(What the exercise asks):
Any pictures in the records below should be skipped; write out everything else exactly.

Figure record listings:
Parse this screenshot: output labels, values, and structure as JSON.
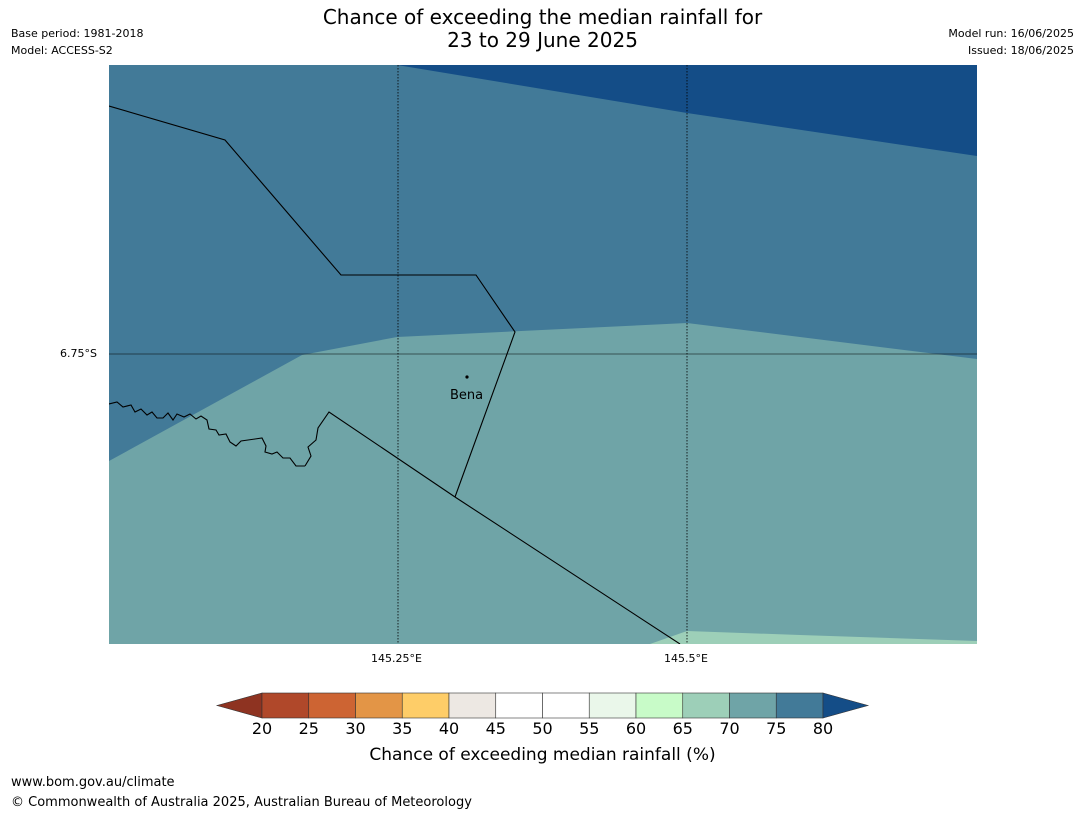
{
  "title": {
    "line1": "Chance of exceeding the median rainfall for",
    "line2": "23 to 29 June 2025"
  },
  "meta_left": {
    "base_period": "Base period: 1981-2018",
    "model": "Model: ACCESS-S2"
  },
  "meta_right": {
    "model_run": "Model run: 16/06/2025",
    "issued": "Issued: 18/06/2025"
  },
  "map": {
    "gridlines": {
      "latitude_label": "6.75°S",
      "longitude_labels": [
        "145.25°E",
        "145.5°E"
      ]
    },
    "place": {
      "name": "Bena"
    },
    "region_colors": {
      "band_80_plus": "#144d87",
      "band_75_80": "#427a98",
      "band_70_75": "#6fa4a7",
      "band_65_70": "#9dcfb8"
    }
  },
  "colorbar": {
    "title": "Chance of exceeding median rainfall (%)",
    "ticks": [
      "20",
      "25",
      "30",
      "35",
      "40",
      "45",
      "50",
      "55",
      "60",
      "65",
      "70",
      "75",
      "80"
    ],
    "under_color": "#8e3321",
    "over_color": "#144d87",
    "bins": [
      {
        "from": 20,
        "to": 25,
        "color": "#b0482a"
      },
      {
        "from": 25,
        "to": 30,
        "color": "#cd6433"
      },
      {
        "from": 30,
        "to": 35,
        "color": "#e39546"
      },
      {
        "from": 35,
        "to": 40,
        "color": "#fecd68"
      },
      {
        "from": 40,
        "to": 45,
        "color": "#ede8e3"
      },
      {
        "from": 45,
        "to": 50,
        "color": "#ffffff"
      },
      {
        "from": 50,
        "to": 55,
        "color": "#ffffff"
      },
      {
        "from": 55,
        "to": 60,
        "color": "#eaf7ea"
      },
      {
        "from": 60,
        "to": 65,
        "color": "#c8fbc8"
      },
      {
        "from": 65,
        "to": 70,
        "color": "#9dcfb8"
      },
      {
        "from": 70,
        "to": 75,
        "color": "#6fa4a7"
      },
      {
        "from": 75,
        "to": 80,
        "color": "#427a98"
      }
    ]
  },
  "footer": {
    "url": "www.bom.gov.au/climate",
    "copyright": "© Commonwealth of Australia 2025, Australian Bureau of Meteorology"
  }
}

(Task answer):
Parse this screenshot: output labels, values, and structure as JSON.
{
  "title": {
    "line1": "Chance of exceeding the median rainfall for",
    "line2": "23 to 29 June 2025"
  },
  "meta_left": {
    "base_period": "Base period: 1981-2018",
    "model": "Model: ACCESS-S2"
  },
  "meta_right": {
    "model_run": "Model run: 16/06/2025",
    "issued": "Issued: 18/06/2025"
  },
  "map": {
    "gridlines": {
      "latitude_label": "6.75°S",
      "longitude_labels": [
        "145.25°E",
        "145.5°E"
      ]
    },
    "place": {
      "name": "Bena"
    },
    "region_colors": {
      "band_80_plus": "#144d87",
      "band_75_80": "#427a98",
      "band_70_75": "#6fa4a7",
      "band_65_70": "#9dcfb8"
    }
  },
  "colorbar": {
    "title": "Chance of exceeding median rainfall (%)",
    "ticks": [
      "20",
      "25",
      "30",
      "35",
      "40",
      "45",
      "50",
      "55",
      "60",
      "65",
      "70",
      "75",
      "80"
    ],
    "under_color": "#8e3321",
    "over_color": "#144d87",
    "bins": [
      {
        "from": 20,
        "to": 25,
        "color": "#b0482a"
      },
      {
        "from": 25,
        "to": 30,
        "color": "#cd6433"
      },
      {
        "from": 30,
        "to": 35,
        "color": "#e39546"
      },
      {
        "from": 35,
        "to": 40,
        "color": "#fecd68"
      },
      {
        "from": 40,
        "to": 45,
        "color": "#ede8e3"
      },
      {
        "from": 45,
        "to": 50,
        "color": "#ffffff"
      },
      {
        "from": 50,
        "to": 55,
        "color": "#ffffff"
      },
      {
        "from": 55,
        "to": 60,
        "color": "#eaf7ea"
      },
      {
        "from": 60,
        "to": 65,
        "color": "#c8fbc8"
      },
      {
        "from": 65,
        "to": 70,
        "color": "#9dcfb8"
      },
      {
        "from": 70,
        "to": 75,
        "color": "#6fa4a7"
      },
      {
        "from": 75,
        "to": 80,
        "color": "#427a98"
      }
    ]
  },
  "footer": {
    "url": "www.bom.gov.au/climate",
    "copyright": "© Commonwealth of Australia 2025, Australian Bureau of Meteorology"
  }
}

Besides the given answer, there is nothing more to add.